Check each line of the listing below for the string "เฉพาะเจาะจง", and copy the ones that have it.

• [DATA]:
____
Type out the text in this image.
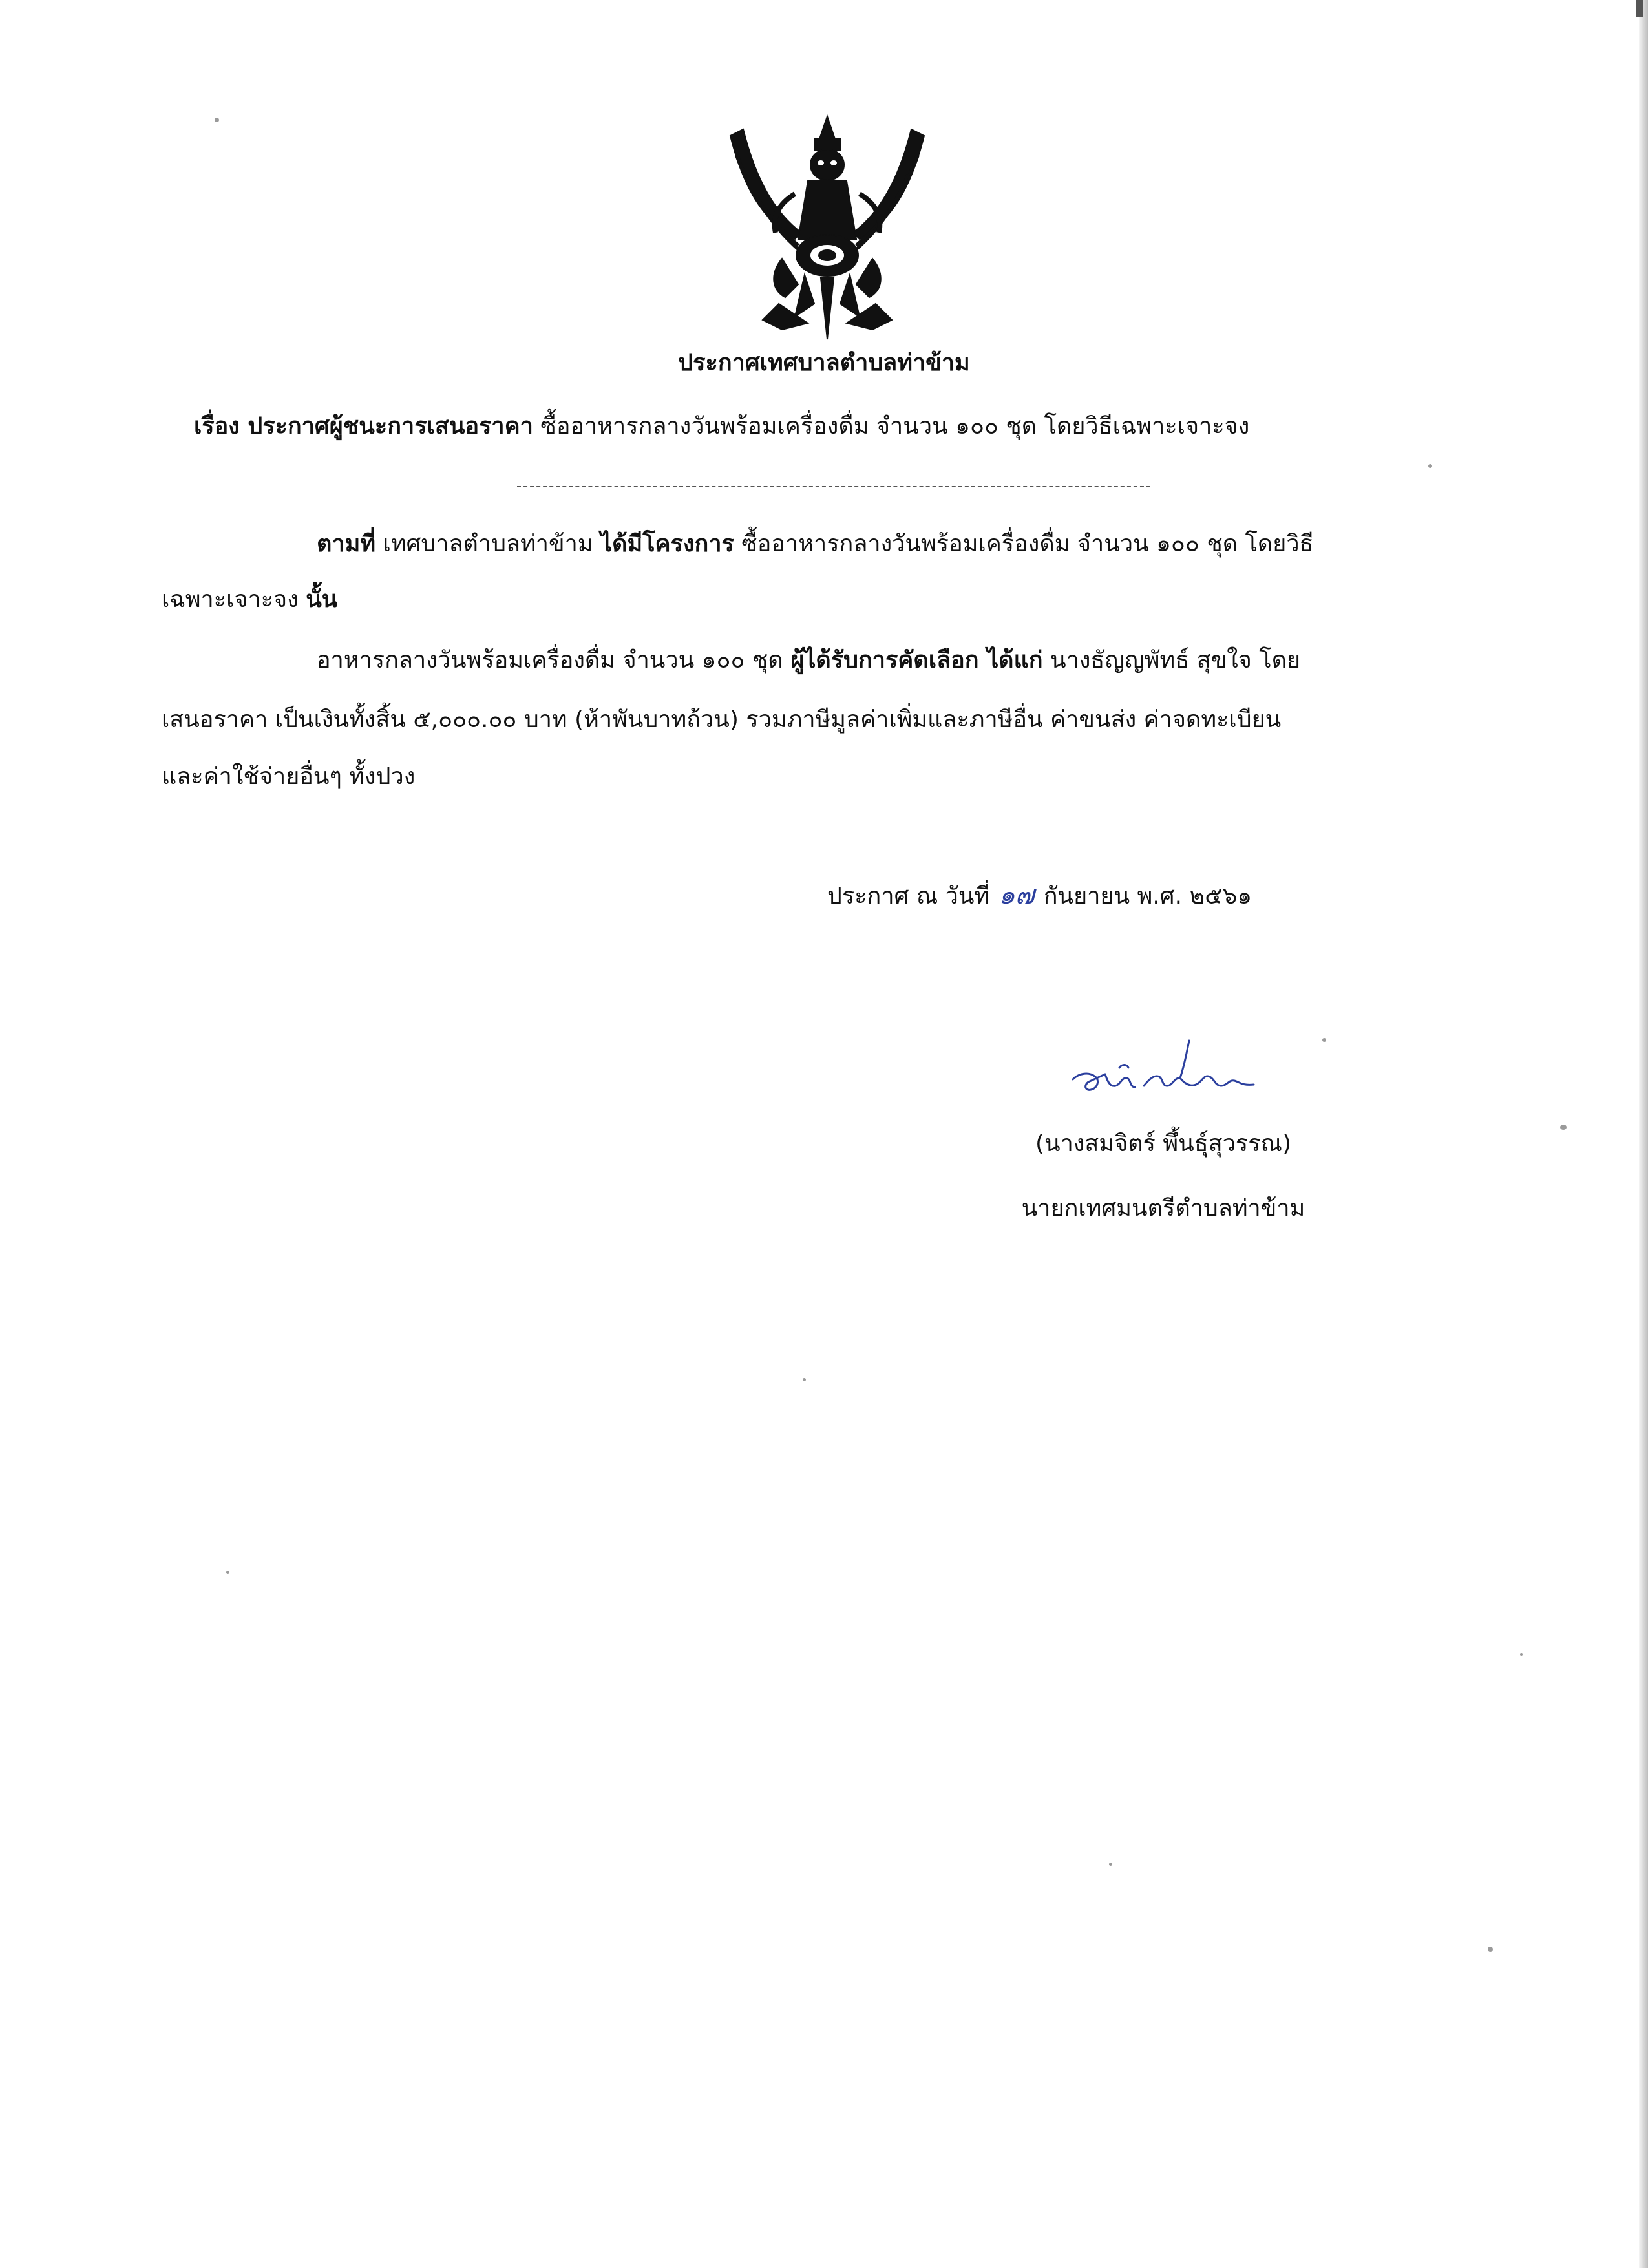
ประกาศเทศบาลตำบลท่าข้าม
เรื่อง ประกาศผู้ชนะการเสนอราคา ซื้ออาหารกลางวันพร้อมเครื่องดื่ม จำนวน ๑๐๐ ชุด โดยวิธีเฉพาะเจาะจง
ตามที่ เทศบาลตำบลท่าข้าม ได้มีโครงการ ซื้ออาหารกลางวันพร้อมเครื่องดื่ม จำนวน ๑๐๐ ชุด โดยวิธี
เฉพาะเจาะจง นั้น
อาหารกลางวันพร้อมเครื่องดื่ม จำนวน ๑๐๐ ชุด ผู้ได้รับการคัดเลือก ได้แก่ นางธัญญพัทธ์ สุขใจ โดย
เสนอราคา เป็นเงินทั้งสิ้น ๕,๐๐๐.๐๐ บาท (ห้าพันบาทถ้วน) รวมภาษีมูลค่าเพิ่มและภาษีอื่น ค่าขนส่ง ค่าจดทะเบียน
และค่าใช้จ่ายอื่นๆ ทั้งปวง
ประกาศ ณ วันที่ ๑๗ กันยายน พ.ศ. ๒๕๖๑
(นางสมจิตร์ พึ้นธุ์สุวรรณ)
นายกเทศมนตรีตำบลท่าข้าม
____
• [REPLY TO THE EXERCISE]:
เรื่อง ประกาศผู้ชนะการเสนอราคา ซื้ออาหารกลางวันพร้อมเครื่องดื่ม จำนวน ๑๐๐ ชุด โดยวิธีเฉพาะเจาะจง
เฉพาะเจาะจง นั้น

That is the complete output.